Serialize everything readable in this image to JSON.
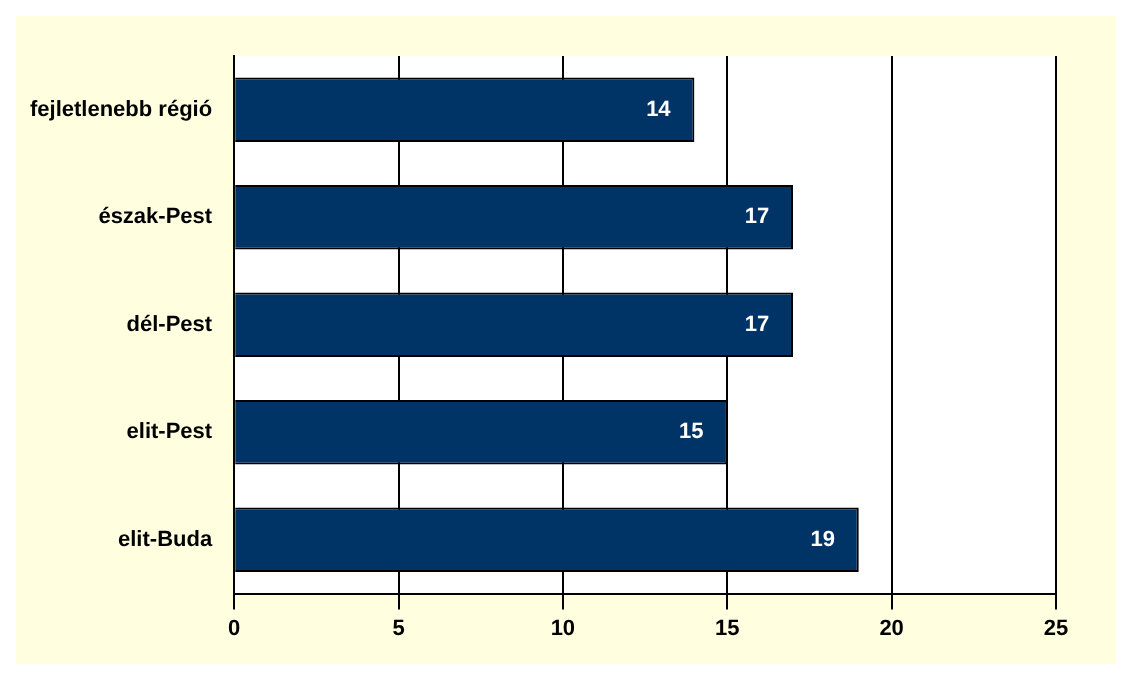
{
  "chart_data": {
    "type": "bar",
    "orientation": "horizontal",
    "categories": [
      "fejletlenebb régió",
      "észak-Pest",
      "dél-Pest",
      "elit-Pest",
      "elit-Buda"
    ],
    "values": [
      14,
      17,
      17,
      15,
      19
    ],
    "color": "#003366",
    "xlim": [
      0,
      25
    ],
    "xticks": [
      0,
      5,
      10,
      15,
      20,
      25
    ],
    "grid": "x",
    "data_labels": true
  }
}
---
Your instructions:
Leave out the pictures and output every record above precisely as given.

The reply:
Serialize everything readable in this image to JSON.
{
  "chart_data": {
    "type": "bar",
    "orientation": "horizontal",
    "categories": [
      "fejletlenebb régió",
      "észak-Pest",
      "dél-Pest",
      "elit-Pest",
      "elit-Buda"
    ],
    "values": [
      14,
      17,
      17,
      15,
      19
    ],
    "color": "#003366",
    "xlim": [
      0,
      25
    ],
    "xticks": [
      0,
      5,
      10,
      15,
      20,
      25
    ],
    "grid": "x",
    "data_labels": true
  }
}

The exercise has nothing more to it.